DIRECTION: Report the number of lines in these entries that contain "values". Write only the number.

Collection entries
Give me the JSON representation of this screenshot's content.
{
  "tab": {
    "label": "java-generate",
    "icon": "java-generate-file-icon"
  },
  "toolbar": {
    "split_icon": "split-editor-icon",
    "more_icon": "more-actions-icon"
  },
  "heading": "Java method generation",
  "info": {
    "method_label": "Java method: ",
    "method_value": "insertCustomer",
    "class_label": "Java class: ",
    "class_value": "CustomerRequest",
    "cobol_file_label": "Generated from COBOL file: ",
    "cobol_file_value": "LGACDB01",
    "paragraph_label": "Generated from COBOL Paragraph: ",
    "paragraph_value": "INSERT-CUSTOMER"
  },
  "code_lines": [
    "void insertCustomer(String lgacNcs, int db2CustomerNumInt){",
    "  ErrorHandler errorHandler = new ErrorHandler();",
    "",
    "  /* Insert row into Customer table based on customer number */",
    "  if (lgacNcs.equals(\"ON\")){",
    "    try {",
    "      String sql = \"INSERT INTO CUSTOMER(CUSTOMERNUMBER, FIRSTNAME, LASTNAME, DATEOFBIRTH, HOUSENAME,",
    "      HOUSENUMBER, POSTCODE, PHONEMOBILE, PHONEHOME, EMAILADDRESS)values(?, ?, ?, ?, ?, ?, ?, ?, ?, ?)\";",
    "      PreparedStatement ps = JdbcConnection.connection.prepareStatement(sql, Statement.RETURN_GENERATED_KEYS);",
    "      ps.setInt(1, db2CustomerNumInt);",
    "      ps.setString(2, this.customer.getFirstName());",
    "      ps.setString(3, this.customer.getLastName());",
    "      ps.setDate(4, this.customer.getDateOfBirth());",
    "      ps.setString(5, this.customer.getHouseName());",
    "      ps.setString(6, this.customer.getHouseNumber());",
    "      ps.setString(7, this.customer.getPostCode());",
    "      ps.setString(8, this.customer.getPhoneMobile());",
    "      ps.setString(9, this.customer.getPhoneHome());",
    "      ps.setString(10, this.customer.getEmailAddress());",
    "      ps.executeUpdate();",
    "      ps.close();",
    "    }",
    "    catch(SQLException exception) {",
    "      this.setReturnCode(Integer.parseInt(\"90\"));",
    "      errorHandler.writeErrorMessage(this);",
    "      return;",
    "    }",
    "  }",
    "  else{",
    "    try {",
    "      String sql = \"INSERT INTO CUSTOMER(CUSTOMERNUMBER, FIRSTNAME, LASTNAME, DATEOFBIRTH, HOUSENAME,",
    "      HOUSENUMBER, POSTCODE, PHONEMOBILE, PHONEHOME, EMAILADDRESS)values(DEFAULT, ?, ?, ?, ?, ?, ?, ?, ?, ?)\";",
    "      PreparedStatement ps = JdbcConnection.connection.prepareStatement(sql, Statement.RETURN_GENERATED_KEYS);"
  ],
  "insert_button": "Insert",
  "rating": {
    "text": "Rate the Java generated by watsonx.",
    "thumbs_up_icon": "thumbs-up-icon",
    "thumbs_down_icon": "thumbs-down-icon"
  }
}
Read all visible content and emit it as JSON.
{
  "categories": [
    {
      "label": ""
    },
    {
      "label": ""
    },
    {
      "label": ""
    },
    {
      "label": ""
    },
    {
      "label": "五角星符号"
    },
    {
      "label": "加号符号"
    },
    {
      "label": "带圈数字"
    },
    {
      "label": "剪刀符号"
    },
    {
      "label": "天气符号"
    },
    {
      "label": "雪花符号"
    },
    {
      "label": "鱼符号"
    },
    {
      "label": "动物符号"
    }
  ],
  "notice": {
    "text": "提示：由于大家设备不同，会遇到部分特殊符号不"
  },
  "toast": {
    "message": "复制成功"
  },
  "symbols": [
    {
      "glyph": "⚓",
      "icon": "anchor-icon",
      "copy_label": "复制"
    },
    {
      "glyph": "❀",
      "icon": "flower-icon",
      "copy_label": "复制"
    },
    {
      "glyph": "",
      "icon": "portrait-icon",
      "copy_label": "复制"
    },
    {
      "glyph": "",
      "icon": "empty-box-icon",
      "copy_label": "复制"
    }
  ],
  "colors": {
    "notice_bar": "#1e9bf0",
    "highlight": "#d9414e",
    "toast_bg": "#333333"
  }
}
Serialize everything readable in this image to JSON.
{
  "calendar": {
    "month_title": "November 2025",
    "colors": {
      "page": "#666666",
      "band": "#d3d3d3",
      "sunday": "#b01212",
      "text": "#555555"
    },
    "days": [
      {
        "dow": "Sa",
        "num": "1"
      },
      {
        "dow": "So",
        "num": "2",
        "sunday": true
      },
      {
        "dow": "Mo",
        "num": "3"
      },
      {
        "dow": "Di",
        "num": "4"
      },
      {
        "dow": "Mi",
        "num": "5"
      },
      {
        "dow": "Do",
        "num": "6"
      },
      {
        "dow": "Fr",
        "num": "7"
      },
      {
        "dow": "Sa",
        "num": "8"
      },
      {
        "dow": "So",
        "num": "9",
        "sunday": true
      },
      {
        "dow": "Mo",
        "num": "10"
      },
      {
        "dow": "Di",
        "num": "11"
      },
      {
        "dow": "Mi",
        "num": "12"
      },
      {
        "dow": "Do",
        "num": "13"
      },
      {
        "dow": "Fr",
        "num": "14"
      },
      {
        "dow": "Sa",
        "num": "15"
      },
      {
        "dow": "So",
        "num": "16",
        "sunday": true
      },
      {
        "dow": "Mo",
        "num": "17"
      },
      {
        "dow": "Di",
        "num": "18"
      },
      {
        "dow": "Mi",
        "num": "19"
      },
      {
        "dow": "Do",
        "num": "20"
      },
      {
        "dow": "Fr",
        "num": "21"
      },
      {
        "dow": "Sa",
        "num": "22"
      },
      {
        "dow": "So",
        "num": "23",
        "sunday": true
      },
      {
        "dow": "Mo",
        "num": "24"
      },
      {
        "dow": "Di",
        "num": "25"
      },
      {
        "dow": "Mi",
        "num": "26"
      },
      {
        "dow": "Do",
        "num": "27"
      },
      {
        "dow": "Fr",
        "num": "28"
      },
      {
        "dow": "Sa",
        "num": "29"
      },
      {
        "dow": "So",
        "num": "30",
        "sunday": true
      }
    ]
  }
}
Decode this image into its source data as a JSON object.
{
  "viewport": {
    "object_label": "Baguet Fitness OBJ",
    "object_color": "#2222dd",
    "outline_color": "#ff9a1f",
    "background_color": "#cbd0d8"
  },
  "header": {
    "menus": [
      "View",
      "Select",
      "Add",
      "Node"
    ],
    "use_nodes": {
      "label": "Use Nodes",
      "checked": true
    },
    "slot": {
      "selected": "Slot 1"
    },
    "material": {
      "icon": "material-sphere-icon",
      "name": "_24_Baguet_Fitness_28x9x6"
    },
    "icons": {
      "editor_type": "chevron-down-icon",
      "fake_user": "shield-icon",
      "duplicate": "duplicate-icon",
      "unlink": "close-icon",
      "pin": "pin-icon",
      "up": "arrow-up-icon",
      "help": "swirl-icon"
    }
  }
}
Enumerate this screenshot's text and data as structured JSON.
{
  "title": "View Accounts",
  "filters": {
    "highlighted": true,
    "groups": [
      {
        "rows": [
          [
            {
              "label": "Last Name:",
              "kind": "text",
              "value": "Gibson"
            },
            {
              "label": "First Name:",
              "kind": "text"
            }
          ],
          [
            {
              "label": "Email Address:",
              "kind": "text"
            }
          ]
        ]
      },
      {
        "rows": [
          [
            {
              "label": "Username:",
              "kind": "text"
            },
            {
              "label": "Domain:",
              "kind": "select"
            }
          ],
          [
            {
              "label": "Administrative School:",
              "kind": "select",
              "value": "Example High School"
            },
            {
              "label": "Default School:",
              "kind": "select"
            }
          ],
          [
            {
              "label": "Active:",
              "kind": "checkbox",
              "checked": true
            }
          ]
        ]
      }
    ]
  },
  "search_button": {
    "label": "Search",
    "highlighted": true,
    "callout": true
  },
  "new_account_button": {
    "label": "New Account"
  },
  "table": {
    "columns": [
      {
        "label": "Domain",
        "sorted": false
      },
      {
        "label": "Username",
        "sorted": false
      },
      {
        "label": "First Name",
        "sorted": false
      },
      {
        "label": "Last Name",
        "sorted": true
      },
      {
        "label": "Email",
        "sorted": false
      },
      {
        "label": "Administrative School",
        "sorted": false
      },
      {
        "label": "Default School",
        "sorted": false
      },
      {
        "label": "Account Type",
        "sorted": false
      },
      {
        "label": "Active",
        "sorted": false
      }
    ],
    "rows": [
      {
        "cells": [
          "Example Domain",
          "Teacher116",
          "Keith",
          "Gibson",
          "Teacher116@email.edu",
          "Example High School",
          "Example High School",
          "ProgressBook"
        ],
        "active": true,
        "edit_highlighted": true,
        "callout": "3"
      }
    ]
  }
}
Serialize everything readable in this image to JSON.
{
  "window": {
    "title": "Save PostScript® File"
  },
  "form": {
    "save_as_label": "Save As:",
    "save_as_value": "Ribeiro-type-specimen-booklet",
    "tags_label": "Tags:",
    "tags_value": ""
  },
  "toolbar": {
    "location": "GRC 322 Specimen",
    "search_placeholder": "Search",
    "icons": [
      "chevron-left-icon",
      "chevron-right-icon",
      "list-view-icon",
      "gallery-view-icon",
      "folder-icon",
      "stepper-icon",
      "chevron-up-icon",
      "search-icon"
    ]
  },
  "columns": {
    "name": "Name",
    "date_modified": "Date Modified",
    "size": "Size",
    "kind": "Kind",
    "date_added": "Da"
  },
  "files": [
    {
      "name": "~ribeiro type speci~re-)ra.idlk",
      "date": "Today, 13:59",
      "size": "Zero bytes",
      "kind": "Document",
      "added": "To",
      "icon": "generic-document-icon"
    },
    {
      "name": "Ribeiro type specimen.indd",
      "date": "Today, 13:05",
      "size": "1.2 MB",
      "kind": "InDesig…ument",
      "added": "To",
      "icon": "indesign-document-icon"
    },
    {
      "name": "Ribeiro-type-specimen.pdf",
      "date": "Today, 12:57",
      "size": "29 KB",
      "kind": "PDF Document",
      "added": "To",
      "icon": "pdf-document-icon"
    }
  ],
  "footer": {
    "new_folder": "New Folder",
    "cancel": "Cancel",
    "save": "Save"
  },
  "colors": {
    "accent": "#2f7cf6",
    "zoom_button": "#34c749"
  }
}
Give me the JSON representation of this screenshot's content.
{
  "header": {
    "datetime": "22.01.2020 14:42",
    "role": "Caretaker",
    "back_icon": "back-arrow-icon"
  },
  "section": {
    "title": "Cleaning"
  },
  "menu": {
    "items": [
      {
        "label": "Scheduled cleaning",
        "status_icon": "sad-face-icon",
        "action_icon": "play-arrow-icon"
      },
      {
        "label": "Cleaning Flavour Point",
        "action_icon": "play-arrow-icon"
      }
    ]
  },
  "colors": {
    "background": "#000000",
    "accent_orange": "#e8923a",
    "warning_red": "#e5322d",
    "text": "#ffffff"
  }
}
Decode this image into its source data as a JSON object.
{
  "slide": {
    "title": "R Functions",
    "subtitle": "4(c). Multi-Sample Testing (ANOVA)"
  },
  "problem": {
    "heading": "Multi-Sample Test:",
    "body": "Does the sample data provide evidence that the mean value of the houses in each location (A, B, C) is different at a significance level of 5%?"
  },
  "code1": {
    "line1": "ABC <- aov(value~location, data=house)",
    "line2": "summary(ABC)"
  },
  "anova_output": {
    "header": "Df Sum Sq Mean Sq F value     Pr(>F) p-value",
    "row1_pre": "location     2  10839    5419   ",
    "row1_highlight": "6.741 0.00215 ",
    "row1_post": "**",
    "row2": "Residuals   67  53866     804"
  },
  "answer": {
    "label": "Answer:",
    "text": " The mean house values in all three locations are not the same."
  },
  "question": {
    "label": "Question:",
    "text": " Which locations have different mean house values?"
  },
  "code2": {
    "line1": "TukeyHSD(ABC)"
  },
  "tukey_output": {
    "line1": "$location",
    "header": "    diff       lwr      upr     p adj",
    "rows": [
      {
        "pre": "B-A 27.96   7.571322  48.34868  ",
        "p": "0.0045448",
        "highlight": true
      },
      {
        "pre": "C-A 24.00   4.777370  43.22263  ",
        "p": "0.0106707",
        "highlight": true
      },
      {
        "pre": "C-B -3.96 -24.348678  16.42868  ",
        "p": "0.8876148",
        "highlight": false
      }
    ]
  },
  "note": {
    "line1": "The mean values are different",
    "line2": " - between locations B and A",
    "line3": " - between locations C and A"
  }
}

SOLUTION FOR THIS PROBLEM: 5